• **INFORMATION GIVEN**:
######
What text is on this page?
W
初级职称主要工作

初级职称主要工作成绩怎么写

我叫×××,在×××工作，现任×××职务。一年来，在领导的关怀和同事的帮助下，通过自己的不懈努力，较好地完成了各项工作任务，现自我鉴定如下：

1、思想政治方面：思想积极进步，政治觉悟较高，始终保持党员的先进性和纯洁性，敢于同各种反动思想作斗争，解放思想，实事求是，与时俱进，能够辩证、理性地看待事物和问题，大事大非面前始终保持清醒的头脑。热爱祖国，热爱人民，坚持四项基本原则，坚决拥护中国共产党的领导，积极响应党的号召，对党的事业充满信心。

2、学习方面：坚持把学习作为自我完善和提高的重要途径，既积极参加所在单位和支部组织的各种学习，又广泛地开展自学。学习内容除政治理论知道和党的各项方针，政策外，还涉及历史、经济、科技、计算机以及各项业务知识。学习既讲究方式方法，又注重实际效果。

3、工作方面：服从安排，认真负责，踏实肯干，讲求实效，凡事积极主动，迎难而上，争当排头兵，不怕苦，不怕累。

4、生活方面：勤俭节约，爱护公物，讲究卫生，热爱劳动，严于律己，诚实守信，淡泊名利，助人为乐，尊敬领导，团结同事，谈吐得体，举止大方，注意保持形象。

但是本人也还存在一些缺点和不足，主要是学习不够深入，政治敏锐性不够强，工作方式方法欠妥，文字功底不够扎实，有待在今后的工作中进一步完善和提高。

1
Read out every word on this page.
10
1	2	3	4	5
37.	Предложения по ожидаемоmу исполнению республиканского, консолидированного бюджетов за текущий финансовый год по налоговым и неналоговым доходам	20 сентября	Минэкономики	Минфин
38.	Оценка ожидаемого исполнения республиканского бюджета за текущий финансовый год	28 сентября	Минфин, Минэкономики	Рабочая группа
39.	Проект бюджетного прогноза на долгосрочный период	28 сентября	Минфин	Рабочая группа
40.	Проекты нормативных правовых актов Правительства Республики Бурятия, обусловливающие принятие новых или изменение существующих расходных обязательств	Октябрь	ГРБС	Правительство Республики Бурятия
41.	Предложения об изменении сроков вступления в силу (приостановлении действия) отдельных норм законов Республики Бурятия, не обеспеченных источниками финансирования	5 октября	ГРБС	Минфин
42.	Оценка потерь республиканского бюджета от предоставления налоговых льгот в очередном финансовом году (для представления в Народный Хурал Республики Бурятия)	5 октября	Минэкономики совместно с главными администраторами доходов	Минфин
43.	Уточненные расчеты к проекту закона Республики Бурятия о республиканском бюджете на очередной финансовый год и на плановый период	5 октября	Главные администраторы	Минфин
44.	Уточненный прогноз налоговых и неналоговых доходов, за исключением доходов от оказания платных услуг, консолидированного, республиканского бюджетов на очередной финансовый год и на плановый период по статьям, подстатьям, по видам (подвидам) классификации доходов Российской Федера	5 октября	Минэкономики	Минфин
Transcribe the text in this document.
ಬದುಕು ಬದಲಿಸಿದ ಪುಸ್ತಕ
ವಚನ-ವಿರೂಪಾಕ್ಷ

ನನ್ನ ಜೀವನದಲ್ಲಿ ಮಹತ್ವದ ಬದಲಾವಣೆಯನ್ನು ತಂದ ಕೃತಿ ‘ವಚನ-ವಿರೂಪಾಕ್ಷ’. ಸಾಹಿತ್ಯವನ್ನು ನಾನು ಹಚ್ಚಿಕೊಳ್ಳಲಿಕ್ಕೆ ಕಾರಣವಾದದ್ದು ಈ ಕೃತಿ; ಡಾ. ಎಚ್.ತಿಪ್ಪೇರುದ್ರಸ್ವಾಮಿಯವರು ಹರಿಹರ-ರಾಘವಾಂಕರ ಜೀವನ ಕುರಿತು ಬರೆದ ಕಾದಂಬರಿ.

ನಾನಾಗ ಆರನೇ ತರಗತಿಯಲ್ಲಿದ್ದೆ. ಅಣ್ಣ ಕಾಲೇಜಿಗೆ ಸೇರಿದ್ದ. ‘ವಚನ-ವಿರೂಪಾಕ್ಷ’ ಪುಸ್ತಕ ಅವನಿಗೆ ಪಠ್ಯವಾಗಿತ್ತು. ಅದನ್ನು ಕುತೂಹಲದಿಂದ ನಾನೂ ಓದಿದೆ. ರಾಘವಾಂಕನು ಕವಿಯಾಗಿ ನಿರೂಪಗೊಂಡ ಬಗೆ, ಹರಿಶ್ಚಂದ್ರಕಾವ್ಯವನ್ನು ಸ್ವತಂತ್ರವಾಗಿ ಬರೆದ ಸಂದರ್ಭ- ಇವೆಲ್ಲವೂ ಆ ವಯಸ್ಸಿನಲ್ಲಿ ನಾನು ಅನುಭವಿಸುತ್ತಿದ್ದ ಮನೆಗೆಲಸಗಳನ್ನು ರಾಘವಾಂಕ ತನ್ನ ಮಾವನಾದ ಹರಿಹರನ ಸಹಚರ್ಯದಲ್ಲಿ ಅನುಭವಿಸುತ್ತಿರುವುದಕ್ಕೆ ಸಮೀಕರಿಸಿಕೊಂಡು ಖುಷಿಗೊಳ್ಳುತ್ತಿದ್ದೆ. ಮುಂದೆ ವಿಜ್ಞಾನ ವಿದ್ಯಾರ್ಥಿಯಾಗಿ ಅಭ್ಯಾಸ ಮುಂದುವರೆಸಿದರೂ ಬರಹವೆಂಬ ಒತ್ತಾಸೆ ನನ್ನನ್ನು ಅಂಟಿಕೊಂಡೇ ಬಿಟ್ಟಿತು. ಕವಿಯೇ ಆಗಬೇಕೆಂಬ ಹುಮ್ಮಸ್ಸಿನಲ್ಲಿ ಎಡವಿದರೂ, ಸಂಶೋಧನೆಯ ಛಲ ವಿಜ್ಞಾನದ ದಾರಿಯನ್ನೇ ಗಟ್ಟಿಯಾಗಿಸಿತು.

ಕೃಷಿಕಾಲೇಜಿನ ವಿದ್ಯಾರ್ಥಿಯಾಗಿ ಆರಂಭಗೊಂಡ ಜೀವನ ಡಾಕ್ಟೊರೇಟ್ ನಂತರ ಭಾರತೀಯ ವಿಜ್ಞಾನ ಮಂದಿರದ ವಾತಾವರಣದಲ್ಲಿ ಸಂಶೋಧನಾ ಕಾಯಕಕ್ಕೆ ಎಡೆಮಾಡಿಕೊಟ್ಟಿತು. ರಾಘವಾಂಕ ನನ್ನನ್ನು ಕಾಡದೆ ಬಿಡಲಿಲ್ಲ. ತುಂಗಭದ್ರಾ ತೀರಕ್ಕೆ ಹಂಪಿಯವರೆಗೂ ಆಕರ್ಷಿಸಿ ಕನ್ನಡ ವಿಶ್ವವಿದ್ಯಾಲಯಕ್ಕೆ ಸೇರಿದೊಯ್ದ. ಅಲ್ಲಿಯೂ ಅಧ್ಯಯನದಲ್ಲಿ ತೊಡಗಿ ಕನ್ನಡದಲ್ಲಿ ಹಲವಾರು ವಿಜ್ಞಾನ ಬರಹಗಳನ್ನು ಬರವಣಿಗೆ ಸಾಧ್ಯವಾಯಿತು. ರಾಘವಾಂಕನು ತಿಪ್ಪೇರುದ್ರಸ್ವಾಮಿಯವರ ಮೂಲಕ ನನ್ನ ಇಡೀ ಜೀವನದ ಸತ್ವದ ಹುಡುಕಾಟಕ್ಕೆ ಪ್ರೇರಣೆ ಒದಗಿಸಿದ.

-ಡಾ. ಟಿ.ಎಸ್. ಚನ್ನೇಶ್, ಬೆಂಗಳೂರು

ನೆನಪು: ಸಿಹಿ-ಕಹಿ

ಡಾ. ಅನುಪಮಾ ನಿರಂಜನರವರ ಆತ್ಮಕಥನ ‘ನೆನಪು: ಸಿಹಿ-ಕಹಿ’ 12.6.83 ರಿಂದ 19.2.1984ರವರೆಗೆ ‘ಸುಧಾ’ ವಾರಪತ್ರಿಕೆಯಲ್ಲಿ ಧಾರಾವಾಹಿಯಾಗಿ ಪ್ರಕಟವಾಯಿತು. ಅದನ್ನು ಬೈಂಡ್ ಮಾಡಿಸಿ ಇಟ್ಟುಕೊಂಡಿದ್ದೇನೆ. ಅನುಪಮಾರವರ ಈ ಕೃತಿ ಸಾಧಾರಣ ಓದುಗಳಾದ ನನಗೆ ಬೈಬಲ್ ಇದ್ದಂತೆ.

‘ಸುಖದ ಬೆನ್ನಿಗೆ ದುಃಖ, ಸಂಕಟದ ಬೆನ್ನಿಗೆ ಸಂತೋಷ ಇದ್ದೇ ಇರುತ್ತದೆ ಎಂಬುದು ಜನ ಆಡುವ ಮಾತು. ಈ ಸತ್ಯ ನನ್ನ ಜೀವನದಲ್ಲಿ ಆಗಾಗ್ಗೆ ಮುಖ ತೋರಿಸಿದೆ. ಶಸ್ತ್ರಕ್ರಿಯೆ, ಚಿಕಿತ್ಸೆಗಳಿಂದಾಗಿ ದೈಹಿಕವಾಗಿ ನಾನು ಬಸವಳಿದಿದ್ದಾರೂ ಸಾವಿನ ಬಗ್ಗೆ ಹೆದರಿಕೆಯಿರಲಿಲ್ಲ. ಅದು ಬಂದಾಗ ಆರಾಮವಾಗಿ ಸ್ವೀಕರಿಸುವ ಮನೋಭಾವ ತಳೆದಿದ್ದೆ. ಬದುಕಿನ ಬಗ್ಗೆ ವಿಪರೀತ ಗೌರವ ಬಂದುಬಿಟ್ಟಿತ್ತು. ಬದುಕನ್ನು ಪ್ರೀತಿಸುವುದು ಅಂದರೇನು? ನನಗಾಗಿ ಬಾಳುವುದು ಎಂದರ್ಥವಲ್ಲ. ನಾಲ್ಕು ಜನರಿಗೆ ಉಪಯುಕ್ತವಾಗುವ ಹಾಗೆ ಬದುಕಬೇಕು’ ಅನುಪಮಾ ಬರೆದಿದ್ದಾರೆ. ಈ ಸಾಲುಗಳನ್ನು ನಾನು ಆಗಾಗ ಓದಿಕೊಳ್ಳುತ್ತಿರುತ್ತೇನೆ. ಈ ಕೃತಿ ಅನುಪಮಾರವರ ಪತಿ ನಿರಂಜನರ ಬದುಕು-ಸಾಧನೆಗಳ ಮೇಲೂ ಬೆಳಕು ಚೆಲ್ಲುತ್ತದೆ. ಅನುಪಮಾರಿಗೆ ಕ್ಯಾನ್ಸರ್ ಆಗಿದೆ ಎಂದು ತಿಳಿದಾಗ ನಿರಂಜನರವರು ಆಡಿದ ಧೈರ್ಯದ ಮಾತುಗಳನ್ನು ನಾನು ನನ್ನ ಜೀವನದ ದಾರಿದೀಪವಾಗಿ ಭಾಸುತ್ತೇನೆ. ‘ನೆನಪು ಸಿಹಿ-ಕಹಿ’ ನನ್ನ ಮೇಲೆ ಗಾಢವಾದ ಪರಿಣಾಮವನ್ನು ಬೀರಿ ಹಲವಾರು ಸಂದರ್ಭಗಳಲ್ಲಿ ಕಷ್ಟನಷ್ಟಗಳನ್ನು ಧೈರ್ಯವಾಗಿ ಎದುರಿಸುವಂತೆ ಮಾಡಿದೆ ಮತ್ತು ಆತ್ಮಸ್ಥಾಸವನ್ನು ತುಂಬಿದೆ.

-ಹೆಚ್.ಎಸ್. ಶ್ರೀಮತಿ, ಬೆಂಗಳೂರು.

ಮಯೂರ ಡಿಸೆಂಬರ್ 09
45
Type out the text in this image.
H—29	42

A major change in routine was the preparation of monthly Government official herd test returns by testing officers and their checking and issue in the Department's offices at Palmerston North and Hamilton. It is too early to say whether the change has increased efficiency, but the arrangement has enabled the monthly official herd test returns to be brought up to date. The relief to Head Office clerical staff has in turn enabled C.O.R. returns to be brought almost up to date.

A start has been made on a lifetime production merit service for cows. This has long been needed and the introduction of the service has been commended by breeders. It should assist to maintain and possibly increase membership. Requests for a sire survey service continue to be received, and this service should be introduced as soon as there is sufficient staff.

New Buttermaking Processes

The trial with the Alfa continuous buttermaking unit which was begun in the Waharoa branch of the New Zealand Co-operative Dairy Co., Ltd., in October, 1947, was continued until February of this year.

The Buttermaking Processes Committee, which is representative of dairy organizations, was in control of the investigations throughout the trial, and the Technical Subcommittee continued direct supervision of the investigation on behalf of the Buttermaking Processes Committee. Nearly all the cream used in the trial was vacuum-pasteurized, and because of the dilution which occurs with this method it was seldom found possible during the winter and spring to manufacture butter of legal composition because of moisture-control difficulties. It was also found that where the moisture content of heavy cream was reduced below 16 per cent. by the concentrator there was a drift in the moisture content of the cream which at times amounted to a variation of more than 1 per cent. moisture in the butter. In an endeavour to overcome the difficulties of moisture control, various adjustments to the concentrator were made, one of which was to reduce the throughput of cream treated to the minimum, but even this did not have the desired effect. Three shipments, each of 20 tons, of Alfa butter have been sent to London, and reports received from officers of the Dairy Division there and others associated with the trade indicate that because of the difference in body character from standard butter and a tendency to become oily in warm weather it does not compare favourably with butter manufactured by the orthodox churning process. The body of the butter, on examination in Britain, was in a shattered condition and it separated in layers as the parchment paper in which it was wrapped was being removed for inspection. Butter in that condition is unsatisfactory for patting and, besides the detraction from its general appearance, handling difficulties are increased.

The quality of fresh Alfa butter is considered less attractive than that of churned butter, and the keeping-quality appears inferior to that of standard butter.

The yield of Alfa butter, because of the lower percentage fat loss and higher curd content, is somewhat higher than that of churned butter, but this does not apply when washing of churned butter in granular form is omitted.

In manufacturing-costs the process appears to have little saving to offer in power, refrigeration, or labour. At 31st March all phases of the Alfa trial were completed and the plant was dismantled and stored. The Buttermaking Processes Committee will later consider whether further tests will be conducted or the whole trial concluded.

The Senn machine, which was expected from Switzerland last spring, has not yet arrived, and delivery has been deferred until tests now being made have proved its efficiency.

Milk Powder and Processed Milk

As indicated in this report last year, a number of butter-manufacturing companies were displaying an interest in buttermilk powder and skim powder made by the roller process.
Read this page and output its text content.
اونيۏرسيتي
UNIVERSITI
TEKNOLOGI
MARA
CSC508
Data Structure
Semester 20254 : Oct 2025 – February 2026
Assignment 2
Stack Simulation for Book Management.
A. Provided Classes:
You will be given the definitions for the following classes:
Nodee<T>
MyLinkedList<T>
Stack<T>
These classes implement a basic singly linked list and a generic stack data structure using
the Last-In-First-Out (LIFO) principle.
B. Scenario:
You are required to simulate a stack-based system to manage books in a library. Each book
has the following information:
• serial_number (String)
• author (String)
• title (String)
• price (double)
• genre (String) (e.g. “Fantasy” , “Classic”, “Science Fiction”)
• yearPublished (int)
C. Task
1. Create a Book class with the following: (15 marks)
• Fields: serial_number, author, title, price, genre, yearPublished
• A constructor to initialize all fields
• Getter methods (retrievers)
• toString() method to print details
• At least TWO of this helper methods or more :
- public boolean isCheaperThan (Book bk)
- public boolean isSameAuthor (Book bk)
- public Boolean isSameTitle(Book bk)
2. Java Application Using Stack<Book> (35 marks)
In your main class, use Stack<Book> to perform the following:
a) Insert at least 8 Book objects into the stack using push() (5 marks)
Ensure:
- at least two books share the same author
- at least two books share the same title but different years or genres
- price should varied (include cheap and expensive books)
######
• **INSTRUCTIONS TO FOLLOW**:
Copy all lines from the material that contain "following".

• **SOLUTION TO THE EXERCISE**:
You will be given the definitions for the following classes:
has the following information:
1. Create a Book class with the following: (15 marks)
In your main class, use Stack<Book> to perform the following:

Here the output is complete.